Retype each entry below, keeping every character the same.
+ + + + +
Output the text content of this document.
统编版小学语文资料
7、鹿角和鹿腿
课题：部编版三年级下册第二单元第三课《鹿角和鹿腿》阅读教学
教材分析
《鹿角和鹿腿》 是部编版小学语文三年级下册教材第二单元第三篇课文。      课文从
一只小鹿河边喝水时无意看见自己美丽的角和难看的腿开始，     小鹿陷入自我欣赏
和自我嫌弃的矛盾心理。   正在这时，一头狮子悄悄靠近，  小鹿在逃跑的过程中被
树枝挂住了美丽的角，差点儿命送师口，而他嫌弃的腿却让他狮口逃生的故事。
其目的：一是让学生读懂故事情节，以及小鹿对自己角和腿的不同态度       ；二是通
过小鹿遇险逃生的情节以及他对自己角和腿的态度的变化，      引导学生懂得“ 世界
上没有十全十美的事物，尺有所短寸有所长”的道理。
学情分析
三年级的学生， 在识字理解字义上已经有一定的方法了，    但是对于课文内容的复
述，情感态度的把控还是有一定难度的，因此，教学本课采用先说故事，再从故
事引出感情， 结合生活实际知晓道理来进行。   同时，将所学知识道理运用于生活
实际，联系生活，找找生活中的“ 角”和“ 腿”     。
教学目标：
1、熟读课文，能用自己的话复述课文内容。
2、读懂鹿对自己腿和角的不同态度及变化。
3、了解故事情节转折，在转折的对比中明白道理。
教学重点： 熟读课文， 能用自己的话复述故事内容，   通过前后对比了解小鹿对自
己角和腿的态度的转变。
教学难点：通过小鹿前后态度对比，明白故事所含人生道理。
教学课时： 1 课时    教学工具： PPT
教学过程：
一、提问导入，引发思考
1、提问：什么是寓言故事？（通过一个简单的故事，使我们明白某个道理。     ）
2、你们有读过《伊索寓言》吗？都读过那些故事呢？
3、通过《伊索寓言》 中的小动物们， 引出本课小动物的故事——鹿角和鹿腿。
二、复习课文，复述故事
+ + + + +
▸ **CORRECT RESPONSE**:
Output the text content of this document.
统编版小学语文资料
7、鹿角和鹿腿
课题：部编版三年级下册第二单元第三课《鹿角和鹿腿》阅读教学
教材分析
《鹿角和鹿腿》 是部编版小学语文三年级下册教材第二单元第三篇课文。      课文从
一只小鹿河边喝水时无意看见自己美丽的角和难看的腿开始，     小鹿陷入自我欣赏
和自我嫌弃的矛盾心理。   正在这时，一头狮子悄悄靠近，  小鹿在逃跑的过程中被
树枝挂住了美丽的角，差点儿命送师口，而他嫌弃的腿却让他狮口逃生的故事。
其目的：一是让学生读懂故事情节，以及小鹿对自己角和腿的不同态度       ；二是通
过小鹿遇险逃生的情节以及他对自己角和腿的态度的变化，      引导学生懂得“ 世界
上没有十全十美的事物，尺有所短寸有所长”的道理。
学情分析
三年级的学生， 在识字理解字义上已经有一定的方法了，    但是对于课文内容的复
述，情感态度的把控还是有一定难度的，因此，教学本课采用先说故事，再从故
事引出感情， 结合生活实际知晓道理来进行。   同时，将所学知识道理运用于生活
实际，联系生活，找找生活中的“ 角”和“ 腿”     。
教学目标：
1、熟读课文，能用自己的话复述课文内容。
2、读懂鹿对自己腿和角的不同态度及变化。
3、了解故事情节转折，在转折的对比中明白道理。
教学重点： 熟读课文， 能用自己的话复述故事内容，   通过前后对比了解小鹿对自
己角和腿的态度的转变。
教学难点：通过小鹿前后态度对比，明白故事所含人生道理。
教学课时： 1 课时    教学工具： PPT
教学过程：
一、提问导入，引发思考
1、提问：什么是寓言故事？（通过一个简单的故事，使我们明白某个道理。     ）
2、你们有读过《伊索寓言》吗？都读过那些故事呢？
3、通过《伊索寓言》 中的小动物们， 引出本课小动物的故事——鹿角和鹿腿。
二、复习课文，复述故事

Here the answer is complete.